╭──

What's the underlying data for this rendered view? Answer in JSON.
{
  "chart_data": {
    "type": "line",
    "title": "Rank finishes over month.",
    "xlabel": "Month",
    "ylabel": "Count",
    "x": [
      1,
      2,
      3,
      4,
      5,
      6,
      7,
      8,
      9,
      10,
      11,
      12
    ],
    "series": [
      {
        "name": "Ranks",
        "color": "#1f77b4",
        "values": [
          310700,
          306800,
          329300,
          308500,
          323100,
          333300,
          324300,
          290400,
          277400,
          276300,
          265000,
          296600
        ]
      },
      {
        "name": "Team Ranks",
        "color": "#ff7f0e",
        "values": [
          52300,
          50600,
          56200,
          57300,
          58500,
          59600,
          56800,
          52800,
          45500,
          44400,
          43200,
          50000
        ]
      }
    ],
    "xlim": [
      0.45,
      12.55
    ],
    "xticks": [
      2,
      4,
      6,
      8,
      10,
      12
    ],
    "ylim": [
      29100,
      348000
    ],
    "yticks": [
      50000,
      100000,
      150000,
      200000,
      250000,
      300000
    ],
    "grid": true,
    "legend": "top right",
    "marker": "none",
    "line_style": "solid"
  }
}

╰──

• PROBLEM STATEMENT:
Write out all of the records once more, exactly.

• WRITTEN ANSWER:
What's the underlying data for this rendered view? Answer in JSON.
{
  "chart_data": {
    "type": "line",
    "title": "Rank finishes over month.",
    "xlabel": "Month",
    "ylabel": "Count",
    "x": [
      1,
      2,
      3,
      4,
      5,
      6,
      7,
      8,
      9,
      10,
      11,
      12
    ],
    "series": [
      {
        "name": "Ranks",
        "color": "#1f77b4",
        "values": [
          310700,
          306800,
          329300,
          308500,
          323100,
          333300,
          324300,
          290400,
          277400,
          276300,
          265000,
          296600
        ]
      },
      {
        "name": "Team Ranks",
        "color": "#ff7f0e",
        "values": [
          52300,
          50600,
          56200,
          57300,
          58500,
          59600,
          56800,
          52800,
          45500,
          44400,
          43200,
          50000
        ]
      }
    ],
    "xlim": [
      0.45,
      12.55
    ],
    "xticks": [
      2,
      4,
      6,
      8,
      10,
      12
    ],
    "ylim": [
      29100,
      348000
    ],
    "yticks": [
      50000,
      100000,
      150000,
      200000,
      250000,
      300000
    ],
    "grid": true,
    "legend": "top right",
    "marker": "none",
    "line_style": "solid"
  }
}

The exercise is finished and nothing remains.